Copy the records below exactly, leaving out every picture.

**** Raw records ****

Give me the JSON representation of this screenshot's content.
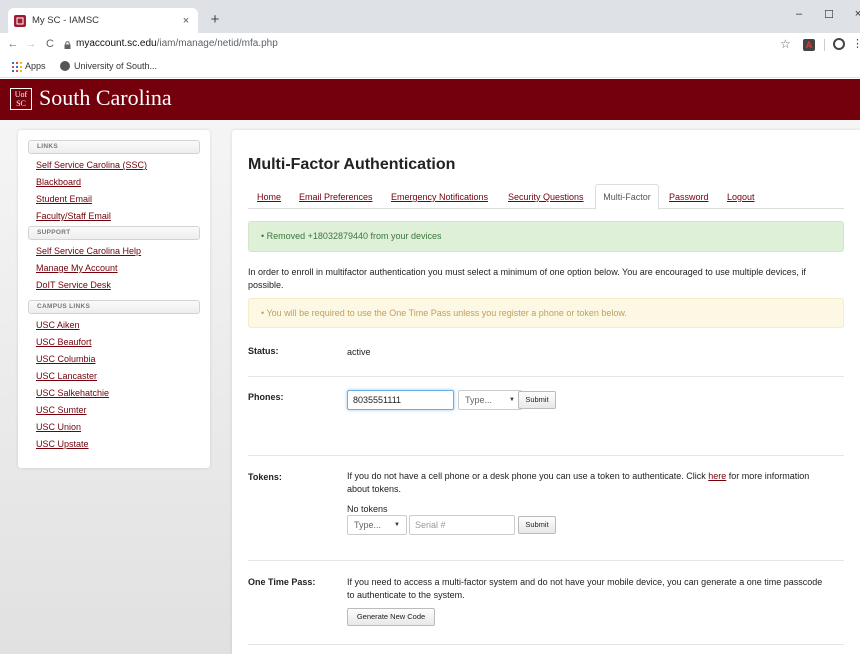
{
  "browser": {
    "tab_title": "My SC - IAMSC",
    "tab_close": "×",
    "new_tab": "+",
    "window_minimize": "–",
    "window_maximize": "☐",
    "window_close": "×",
    "url_host": "myaccount.sc.edu",
    "url_path": "/iam/manage/netid/mfa.php",
    "bookmarks": [
      "Apps",
      "University of South..."
    ]
  },
  "header": {
    "logo_text_top": "Uof",
    "logo_text_bottom": "SC",
    "title": "South Carolina"
  },
  "sidebar": {
    "sections": [
      {
        "heading": "LINKS",
        "links": [
          "Self Service Carolina (SSC)",
          "Blackboard",
          "Student Email",
          "Faculty/Staff Email"
        ]
      },
      {
        "heading": "SUPPORT",
        "links": [
          "Self Service Carolina Help",
          "Manage My Account",
          "DoIT Service Desk"
        ]
      },
      {
        "heading": "CAMPUS LINKS",
        "links": [
          "USC Aiken",
          "USC Beaufort",
          "USC Columbia",
          "USC Lancaster",
          "USC Salkehatchie",
          "USC Sumter",
          "USC Union",
          "USC Upstate"
        ]
      }
    ]
  },
  "main": {
    "title": "Multi-Factor Authentication",
    "tabs": [
      "Home",
      "Email Preferences",
      "Emergency Notifications",
      "Security Questions",
      "Multi-Factor",
      "Password",
      "Logout"
    ],
    "active_tab": "Multi-Factor",
    "success_message": "•  Removed +18032879440 from your devices",
    "intro": "In order to enroll in multifactor authentication you must select a minimum of one option below. You are encouraged to use multiple devices, if possible.",
    "warning_message": "•  You will be required to use the One Time Pass unless you register a phone or token below.",
    "status": {
      "label": "Status:",
      "value": "active"
    },
    "phones": {
      "label": "Phones:",
      "input_value": "8035551111",
      "type_select": "Type...",
      "submit": "Submit"
    },
    "tokens": {
      "label": "Tokens:",
      "description_before": "If you do not have a cell phone or a desk phone you can use a token to authenticate. Click ",
      "link": "here",
      "description_after": " for more information about tokens.",
      "empty_text": "No tokens",
      "type_select": "Type...",
      "serial_placeholder": "Serial #",
      "submit": "Submit"
    },
    "otp": {
      "label": "One Time Pass:",
      "description": "If you need to access a multi-factor system and do not have your mobile device, you can generate a one time passcode to authenticate to the system.",
      "button": "Generate New Code"
    }
  },
  "colors": {
    "brand": "#73000a",
    "success_bg": "#dff0d8",
    "warning_bg": "#fcf8e3"
  }
}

****

**Solved problem:**
Give me the JSON representation of this screenshot's content.
{
  "browser": {
    "tab_title": "My SC - IAMSC",
    "tab_close": "×",
    "new_tab": "+",
    "window_minimize": "–",
    "window_maximize": "☐",
    "window_close": "×",
    "url_host": "myaccount.sc.edu",
    "url_path": "/iam/manage/netid/mfa.php",
    "bookmarks": [
      "Apps",
      "University of South..."
    ]
  },
  "header": {
    "logo_text_top": "Uof",
    "logo_text_bottom": "SC",
    "title": "South Carolina"
  },
  "sidebar": {
    "sections": [
      {
        "heading": "LINKS",
        "links": [
          "Self Service Carolina (SSC)",
          "Blackboard",
          "Student Email",
          "Faculty/Staff Email"
        ]
      },
      {
        "heading": "SUPPORT",
        "links": [
          "Self Service Carolina Help",
          "Manage My Account",
          "DoIT Service Desk"
        ]
      },
      {
        "heading": "CAMPUS LINKS",
        "links": [
          "USC Aiken",
          "USC Beaufort",
          "USC Columbia",
          "USC Lancaster",
          "USC Salkehatchie",
          "USC Sumter",
          "USC Union",
          "USC Upstate"
        ]
      }
    ]
  },
  "main": {
    "title": "Multi-Factor Authentication",
    "tabs": [
      "Home",
      "Email Preferences",
      "Emergency Notifications",
      "Security Questions",
      "Multi-Factor",
      "Password",
      "Logout"
    ],
    "active_tab": "Multi-Factor",
    "success_message": "•  Removed +18032879440 from your devices",
    "intro": "In order to enroll in multifactor authentication you must select a minimum of one option below. You are encouraged to use multiple devices, if possible.",
    "warning_message": "•  You will be required to use the One Time Pass unless you register a phone or token below.",
    "status": {
      "label": "Status:",
      "value": "active"
    },
    "phones": {
      "label": "Phones:",
      "input_value": "8035551111",
      "type_select": "Type...",
      "submit": "Submit"
    },
    "tokens": {
      "label": "Tokens:",
      "description_before": "If you do not have a cell phone or a desk phone you can use a token to authenticate. Click ",
      "link": "here",
      "description_after": " for more information about tokens.",
      "empty_text": "No tokens",
      "type_select": "Type...",
      "serial_placeholder": "Serial #",
      "submit": "Submit"
    },
    "otp": {
      "label": "One Time Pass:",
      "description": "If you need to access a multi-factor system and do not have your mobile device, you can generate a one time passcode to authenticate to the system.",
      "button": "Generate New Code"
    }
  },
  "colors": {
    "brand": "#73000a",
    "success_bg": "#dff0d8",
    "warning_bg": "#fcf8e3"
  }
}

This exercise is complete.